- EXTRACT -
....
Right to Know

(from Maine Townsman, November 1990)
by Geoff Herman, MMA Paralegal

Please Note: Despite this article’s original publication date, it remains a valid resource on the relevant subject matter. Recent cases and statutory changes are footnoted to reflect current law. (8/04)

Maine's Right to Know Law (1 MRSA 401 et seq.) was enacted for the broad purpose of allowing the general public full access to public proceedings and public records. The exceptions to this law are few and carefully defined. Since the law governs both public proceedings and public records, each of these two aspects of the law deserve special attention.

Public Proceedings

Along with a number of proceedings conducted on the level of state government, a public proceeding is defined as "the transaction of any function" by "any board, commission, agency or authority of any county, municipality, school district or any regional or other political or administrative subdivision." Public proceedings, except where exempted, must be "open to the public." 1 MRSA 402, 403.

By the use of the term "transaction of any function," it is clear that the law is not limited to board meetings or proceedings of any special level of formality. Except for the specifically exempted activities, virtually every activity or action undertaken by a municipal board or committee is subject to open review and attendance by the general public.

It should be noted that the Right to Know law governs regularly scheduled meetings of municipal boards as well as specially convened, informally convened, impromptu, or emergency meetings. The law covers meetings where the board members are going to deliberate among themselves as well as meetings where the board is going to discuss or transact business with a third party or the public at large.

The term "open to the public," means that any person may attend, whether a resident of the community or not. Furthermore, any person is expressly entitled "to make written, taped, or filmed records of the proceeding or to live broadcast the same, provided the writing, taping, filming or broadcasting does not interfere with the orderly conduct of the proceedings." 1 MRSA 404.

Notice Requirements. The law requires that the public be given notice of public proceedings whenever the public proceeding is "a meeting of a body or agency consisting of 3 or more persons." 1 MRSA 406. The phrase "3 or more persons" refers to the formal membership of the body or agency, not to the actual attendance of the board's membership at any particular proceeding. Therefore, notice is still required for a meeting of the 3-member budget committee even if only two members are able to attend, because those two members represent a quorum of the 3-member committee.
....
- DATA LINES -
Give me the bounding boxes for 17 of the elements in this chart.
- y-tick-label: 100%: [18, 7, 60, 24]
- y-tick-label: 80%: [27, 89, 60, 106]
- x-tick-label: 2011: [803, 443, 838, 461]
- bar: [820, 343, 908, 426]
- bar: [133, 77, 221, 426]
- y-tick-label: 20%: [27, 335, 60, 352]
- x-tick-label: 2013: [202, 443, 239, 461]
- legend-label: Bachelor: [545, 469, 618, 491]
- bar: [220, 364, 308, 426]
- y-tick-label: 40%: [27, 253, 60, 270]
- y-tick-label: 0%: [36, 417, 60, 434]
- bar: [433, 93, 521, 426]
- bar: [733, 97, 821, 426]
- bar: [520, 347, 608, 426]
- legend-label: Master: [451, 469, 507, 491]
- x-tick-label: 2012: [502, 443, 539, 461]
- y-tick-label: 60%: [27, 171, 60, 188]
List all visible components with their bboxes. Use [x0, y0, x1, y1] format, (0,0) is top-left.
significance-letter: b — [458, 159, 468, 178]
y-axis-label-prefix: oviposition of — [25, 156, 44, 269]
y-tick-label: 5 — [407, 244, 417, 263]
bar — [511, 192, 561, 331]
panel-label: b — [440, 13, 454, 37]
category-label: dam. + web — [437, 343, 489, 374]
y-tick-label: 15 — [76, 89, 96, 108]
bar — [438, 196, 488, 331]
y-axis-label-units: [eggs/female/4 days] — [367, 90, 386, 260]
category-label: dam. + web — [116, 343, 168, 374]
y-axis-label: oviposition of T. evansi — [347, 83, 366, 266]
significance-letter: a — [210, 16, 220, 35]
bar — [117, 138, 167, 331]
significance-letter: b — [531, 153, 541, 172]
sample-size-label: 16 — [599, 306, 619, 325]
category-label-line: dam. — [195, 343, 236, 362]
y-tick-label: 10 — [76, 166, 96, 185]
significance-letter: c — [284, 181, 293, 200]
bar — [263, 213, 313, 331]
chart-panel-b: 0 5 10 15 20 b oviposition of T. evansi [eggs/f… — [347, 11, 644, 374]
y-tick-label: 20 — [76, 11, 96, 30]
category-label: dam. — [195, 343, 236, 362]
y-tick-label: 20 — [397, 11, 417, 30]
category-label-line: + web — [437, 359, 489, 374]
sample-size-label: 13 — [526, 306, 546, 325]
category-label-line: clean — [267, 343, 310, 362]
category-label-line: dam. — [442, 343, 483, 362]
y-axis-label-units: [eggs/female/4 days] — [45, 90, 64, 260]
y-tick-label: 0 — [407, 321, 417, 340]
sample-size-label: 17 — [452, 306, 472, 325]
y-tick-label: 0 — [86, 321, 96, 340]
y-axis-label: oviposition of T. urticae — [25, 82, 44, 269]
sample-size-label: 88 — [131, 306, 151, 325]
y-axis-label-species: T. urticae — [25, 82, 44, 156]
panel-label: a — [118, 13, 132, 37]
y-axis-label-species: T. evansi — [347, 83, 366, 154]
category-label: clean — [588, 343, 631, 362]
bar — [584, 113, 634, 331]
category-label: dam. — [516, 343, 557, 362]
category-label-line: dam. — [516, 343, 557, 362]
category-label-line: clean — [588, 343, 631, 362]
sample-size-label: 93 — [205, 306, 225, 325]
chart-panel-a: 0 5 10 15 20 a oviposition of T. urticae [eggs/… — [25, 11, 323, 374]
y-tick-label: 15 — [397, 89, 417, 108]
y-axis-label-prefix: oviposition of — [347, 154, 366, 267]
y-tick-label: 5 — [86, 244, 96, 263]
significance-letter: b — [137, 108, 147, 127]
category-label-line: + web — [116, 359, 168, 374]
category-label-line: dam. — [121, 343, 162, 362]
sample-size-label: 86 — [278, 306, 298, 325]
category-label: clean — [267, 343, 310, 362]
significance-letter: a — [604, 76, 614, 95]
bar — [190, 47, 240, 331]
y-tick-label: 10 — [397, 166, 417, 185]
....
- EXERCISE AIM -
Write the next part of the article on Maine's Right to Know law, picking up after its final sentence about the 3-member budget committee.

- SOLVED EXERCISE -
The actual type of notice to be given for a public meeting is not specifically set forward in the Right to Know law. This distinguishes the notice requirements of the Right to Know law from other sections of Maine law which do set forward specific notice requirements for specific types of meetings. For example, notice must be given of a town meeting by a posting of the warrant at least 7 days prior to the meeting (30-A MRSA 2523), and both posted and published notice of a public hearing regarding a junkyard permit application must be placed at least 7 and not more than 14 days prior to the hearing (30-A MRSA 3754). A compilation of the statutory notice requirements for some of the most commonly called public meetings has been listed in a January 1990 MAINE TOWNSMAN legal note, and MMA's Licensing/Permitting Manual includes the specific published noticing requirements for certain licensing procedures, such as for junkyard or liquor licenses. [Also see the “Right to Know Law” Information Packet on MMA’s website for a listing of specific statutory notice requirements.]

With regard to the Right to Know law, however, and unless otherwise dictated by statute or local charter or ordinance provisions, the notice requirements for public meetings, such as a planning board meeting, are only that notice of some kind be "given in ample time" and "disseminated in a manner reasonably calculated to notify the general public in the jurisdiction served by the body or agency concerned."

Therefore, although it would not be unreasonable to provide this "Right to Know" notice in the form of a newspaper article or legal notice, published notice is not required by the Right to Know law. In some instances a notice on the bulletin board of the town hall or a billboard at the local dump or transfer station, or an announcement in the town's newsletter would provide more effective notice than would a small notice in the legal notice section of the newspaper.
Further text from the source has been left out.